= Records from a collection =

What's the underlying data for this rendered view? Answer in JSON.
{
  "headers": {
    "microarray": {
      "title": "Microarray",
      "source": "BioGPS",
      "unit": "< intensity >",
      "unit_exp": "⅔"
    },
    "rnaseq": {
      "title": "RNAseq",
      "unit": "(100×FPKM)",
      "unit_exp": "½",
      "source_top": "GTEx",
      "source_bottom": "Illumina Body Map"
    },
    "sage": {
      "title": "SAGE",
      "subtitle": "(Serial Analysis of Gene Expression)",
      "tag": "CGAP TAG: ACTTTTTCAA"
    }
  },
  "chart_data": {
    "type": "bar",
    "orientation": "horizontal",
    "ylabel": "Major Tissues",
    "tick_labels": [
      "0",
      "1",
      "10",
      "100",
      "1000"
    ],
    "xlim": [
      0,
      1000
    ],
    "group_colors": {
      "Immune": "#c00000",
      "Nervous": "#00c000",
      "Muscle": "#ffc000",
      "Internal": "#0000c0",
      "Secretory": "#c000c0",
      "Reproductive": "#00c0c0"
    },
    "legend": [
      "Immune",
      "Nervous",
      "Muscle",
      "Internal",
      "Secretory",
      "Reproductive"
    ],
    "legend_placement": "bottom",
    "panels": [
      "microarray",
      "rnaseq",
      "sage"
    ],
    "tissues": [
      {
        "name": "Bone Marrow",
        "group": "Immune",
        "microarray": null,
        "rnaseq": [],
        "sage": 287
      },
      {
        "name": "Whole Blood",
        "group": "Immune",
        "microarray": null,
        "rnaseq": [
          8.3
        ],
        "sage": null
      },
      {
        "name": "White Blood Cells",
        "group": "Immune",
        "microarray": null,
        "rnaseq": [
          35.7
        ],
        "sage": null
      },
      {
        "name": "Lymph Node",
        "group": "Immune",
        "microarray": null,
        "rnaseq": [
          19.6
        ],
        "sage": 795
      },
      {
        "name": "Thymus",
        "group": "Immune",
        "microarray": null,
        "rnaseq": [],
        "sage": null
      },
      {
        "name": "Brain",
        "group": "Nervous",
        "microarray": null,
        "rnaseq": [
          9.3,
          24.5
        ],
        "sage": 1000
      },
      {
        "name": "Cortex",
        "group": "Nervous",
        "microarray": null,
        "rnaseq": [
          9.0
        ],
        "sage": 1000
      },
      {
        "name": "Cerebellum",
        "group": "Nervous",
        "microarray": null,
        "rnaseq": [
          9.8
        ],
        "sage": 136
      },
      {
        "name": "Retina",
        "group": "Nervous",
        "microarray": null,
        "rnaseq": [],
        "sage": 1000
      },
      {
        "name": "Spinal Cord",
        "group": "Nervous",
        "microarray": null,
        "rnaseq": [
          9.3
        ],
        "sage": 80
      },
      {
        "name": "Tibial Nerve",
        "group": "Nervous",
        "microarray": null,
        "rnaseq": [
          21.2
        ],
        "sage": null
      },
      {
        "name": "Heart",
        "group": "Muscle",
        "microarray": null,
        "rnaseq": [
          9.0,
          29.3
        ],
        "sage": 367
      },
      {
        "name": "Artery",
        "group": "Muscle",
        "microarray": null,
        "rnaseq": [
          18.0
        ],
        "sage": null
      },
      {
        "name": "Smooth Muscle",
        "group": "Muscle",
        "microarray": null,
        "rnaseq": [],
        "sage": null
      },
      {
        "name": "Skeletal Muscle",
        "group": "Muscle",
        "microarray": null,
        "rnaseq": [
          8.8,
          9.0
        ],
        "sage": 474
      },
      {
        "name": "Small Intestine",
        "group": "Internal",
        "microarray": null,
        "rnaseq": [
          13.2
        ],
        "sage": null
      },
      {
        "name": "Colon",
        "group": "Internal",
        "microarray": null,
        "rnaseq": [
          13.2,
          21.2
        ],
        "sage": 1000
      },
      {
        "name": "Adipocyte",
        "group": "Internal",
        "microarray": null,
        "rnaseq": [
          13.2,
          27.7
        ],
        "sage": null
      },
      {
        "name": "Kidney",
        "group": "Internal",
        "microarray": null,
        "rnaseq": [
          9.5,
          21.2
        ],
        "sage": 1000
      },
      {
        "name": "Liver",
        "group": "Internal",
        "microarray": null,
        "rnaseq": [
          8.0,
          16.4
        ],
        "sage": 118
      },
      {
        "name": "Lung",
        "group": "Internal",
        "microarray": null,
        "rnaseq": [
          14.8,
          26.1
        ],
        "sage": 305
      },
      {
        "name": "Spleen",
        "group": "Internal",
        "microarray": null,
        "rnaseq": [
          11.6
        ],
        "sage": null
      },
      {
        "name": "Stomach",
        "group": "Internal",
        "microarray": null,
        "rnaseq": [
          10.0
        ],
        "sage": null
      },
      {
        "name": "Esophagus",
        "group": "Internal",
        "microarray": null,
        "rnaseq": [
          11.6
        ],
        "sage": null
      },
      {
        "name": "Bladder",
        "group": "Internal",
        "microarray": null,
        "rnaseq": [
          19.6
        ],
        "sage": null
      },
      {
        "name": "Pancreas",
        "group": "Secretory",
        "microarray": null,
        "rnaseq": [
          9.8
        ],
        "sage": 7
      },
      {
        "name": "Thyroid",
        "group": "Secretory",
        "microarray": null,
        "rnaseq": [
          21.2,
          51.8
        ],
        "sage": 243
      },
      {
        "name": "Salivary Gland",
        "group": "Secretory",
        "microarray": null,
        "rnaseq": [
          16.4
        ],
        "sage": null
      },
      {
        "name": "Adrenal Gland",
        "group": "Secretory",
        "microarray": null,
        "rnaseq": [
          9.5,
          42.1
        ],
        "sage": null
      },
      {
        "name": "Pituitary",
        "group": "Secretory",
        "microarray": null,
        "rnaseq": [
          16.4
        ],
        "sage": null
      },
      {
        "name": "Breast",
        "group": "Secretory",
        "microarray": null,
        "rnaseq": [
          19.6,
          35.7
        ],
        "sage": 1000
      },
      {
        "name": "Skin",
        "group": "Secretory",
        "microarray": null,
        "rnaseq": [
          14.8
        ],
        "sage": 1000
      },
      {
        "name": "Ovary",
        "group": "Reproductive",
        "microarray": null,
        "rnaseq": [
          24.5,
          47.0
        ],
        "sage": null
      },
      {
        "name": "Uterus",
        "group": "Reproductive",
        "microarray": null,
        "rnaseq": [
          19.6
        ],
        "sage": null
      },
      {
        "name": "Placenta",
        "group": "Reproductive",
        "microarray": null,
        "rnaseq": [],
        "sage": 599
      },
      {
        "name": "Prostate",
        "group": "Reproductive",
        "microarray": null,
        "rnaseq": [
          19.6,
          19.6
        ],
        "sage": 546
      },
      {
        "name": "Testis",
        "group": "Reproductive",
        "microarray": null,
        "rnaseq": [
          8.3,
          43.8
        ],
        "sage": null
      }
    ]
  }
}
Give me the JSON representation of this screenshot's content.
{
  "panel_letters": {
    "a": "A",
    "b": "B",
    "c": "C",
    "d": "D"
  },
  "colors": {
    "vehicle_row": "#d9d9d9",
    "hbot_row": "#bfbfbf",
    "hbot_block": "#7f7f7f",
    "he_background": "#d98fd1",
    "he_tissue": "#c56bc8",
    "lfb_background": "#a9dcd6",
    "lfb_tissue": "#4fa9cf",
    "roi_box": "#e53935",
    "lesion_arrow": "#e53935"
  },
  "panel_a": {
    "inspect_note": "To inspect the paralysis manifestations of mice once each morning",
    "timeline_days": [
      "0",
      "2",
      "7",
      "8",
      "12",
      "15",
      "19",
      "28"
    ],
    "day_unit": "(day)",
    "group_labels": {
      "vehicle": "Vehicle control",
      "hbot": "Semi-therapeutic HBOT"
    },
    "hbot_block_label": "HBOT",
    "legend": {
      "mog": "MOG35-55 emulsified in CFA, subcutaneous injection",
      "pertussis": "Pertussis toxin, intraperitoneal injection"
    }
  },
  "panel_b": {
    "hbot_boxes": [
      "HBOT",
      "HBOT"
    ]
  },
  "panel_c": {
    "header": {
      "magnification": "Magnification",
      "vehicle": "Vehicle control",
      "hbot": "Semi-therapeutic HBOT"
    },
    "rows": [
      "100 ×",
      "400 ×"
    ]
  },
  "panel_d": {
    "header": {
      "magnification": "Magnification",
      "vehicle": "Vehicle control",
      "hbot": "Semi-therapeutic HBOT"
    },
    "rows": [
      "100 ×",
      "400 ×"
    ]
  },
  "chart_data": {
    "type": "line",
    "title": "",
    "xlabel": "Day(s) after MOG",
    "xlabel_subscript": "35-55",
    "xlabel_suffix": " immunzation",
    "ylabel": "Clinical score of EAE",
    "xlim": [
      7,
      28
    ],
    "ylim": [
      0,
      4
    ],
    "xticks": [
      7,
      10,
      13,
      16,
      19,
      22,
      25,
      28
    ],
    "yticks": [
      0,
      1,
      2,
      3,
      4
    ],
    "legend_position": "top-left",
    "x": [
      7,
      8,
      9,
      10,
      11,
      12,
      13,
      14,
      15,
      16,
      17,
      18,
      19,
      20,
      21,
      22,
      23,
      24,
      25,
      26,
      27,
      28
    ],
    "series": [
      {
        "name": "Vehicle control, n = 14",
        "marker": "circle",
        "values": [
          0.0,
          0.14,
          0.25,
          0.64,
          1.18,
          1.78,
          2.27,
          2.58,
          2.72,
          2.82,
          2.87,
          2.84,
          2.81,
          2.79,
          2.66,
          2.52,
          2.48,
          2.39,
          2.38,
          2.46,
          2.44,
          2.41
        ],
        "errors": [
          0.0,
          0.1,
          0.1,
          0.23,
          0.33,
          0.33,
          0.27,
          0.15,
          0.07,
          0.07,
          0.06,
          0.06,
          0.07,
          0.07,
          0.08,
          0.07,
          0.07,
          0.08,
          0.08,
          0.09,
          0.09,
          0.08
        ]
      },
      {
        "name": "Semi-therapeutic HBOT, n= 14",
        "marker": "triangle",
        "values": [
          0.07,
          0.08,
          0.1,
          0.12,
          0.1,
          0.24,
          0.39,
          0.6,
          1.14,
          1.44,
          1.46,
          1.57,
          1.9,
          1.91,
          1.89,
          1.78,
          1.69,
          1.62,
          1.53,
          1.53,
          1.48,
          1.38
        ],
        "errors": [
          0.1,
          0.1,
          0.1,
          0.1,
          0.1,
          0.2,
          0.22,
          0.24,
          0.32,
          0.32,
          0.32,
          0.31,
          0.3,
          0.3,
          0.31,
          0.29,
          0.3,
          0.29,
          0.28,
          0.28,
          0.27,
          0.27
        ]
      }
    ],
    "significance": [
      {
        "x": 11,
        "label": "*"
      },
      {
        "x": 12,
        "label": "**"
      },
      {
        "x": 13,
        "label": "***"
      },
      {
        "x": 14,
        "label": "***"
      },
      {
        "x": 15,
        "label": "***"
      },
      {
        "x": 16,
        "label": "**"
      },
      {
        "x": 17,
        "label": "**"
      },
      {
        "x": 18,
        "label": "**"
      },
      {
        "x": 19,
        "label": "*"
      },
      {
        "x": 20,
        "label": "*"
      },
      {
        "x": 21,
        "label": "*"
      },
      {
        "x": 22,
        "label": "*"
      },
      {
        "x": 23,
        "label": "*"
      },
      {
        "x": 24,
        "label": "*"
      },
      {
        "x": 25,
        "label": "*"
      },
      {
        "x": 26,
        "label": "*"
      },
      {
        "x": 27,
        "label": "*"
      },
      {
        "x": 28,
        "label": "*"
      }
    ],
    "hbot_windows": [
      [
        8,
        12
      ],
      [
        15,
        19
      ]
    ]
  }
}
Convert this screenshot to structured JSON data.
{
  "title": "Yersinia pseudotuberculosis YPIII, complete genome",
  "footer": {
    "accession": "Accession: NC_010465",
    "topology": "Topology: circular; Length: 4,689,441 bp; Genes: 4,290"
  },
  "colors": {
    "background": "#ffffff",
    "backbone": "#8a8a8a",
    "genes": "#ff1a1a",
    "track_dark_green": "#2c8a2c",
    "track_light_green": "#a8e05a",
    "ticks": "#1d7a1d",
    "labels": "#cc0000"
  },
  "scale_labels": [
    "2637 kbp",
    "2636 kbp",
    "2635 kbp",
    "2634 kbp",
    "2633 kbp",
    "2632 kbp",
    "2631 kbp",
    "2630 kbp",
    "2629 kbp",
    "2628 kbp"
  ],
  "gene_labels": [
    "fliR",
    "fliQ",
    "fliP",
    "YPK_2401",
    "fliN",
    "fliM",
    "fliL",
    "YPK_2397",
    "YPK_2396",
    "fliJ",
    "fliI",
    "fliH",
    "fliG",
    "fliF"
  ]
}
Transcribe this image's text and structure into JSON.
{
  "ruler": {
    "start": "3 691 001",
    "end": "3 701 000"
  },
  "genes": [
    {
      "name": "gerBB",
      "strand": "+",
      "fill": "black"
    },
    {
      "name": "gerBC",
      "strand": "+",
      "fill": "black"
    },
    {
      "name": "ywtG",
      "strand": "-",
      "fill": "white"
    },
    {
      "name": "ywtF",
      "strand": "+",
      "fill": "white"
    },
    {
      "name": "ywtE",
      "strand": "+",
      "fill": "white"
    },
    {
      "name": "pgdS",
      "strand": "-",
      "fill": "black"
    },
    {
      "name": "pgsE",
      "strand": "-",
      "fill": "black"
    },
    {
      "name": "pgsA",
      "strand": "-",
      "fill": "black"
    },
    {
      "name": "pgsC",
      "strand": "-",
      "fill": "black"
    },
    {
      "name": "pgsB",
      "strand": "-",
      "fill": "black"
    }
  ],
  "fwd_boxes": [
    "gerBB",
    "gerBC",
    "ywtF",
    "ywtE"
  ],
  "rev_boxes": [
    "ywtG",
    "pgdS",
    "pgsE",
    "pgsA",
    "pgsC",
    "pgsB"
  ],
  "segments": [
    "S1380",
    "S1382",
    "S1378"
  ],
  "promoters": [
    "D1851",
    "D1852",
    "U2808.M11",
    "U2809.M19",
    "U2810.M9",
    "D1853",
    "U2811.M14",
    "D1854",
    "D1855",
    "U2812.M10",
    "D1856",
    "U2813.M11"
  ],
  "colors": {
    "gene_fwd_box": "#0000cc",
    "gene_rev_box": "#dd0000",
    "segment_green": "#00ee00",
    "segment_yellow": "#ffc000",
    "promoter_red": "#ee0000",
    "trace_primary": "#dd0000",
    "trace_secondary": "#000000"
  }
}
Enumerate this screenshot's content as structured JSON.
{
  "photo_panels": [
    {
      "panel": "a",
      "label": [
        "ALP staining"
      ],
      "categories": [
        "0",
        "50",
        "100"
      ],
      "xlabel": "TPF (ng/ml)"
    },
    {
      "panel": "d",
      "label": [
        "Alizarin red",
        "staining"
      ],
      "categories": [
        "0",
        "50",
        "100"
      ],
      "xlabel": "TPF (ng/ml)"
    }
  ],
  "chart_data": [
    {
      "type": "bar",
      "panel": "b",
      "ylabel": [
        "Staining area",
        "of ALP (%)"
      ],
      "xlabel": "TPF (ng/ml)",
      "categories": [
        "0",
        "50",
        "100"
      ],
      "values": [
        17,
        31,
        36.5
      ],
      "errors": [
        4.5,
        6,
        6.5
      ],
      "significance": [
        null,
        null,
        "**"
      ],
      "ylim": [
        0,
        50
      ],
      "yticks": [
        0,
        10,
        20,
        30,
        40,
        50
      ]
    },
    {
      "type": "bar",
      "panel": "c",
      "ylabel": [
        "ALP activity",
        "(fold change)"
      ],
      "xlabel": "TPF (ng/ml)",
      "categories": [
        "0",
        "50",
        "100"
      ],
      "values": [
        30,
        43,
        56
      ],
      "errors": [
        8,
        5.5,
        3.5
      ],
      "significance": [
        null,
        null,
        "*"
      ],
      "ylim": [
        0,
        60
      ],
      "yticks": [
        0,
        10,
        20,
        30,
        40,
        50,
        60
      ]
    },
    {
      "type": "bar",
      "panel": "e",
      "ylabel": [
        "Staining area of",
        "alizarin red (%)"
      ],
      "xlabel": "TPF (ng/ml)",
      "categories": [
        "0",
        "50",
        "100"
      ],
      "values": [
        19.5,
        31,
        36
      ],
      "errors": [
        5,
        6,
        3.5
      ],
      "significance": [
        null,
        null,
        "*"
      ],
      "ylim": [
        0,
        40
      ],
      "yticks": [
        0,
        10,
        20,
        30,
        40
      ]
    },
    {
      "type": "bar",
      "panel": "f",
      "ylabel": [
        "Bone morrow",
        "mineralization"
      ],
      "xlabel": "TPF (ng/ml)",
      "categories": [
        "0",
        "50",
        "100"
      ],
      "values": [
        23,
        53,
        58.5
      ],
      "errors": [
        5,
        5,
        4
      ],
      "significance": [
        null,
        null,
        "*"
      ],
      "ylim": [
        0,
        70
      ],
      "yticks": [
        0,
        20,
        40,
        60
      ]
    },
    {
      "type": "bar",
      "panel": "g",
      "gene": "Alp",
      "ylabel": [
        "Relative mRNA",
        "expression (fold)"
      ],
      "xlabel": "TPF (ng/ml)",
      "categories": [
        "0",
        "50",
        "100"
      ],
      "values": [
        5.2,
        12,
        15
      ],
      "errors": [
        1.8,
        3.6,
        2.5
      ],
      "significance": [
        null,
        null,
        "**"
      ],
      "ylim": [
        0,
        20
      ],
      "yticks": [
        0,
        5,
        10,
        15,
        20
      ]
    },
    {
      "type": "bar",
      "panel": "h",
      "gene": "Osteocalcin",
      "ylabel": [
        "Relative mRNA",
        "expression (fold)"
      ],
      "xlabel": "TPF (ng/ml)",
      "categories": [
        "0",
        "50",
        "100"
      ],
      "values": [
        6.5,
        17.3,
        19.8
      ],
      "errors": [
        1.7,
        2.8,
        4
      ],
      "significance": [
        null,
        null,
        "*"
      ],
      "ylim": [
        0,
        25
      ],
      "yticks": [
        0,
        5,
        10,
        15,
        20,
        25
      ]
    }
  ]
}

= Brief =
Each line in the entries above that includes the string "screenshot" adds to the count; state that count only.

= Answer box =
3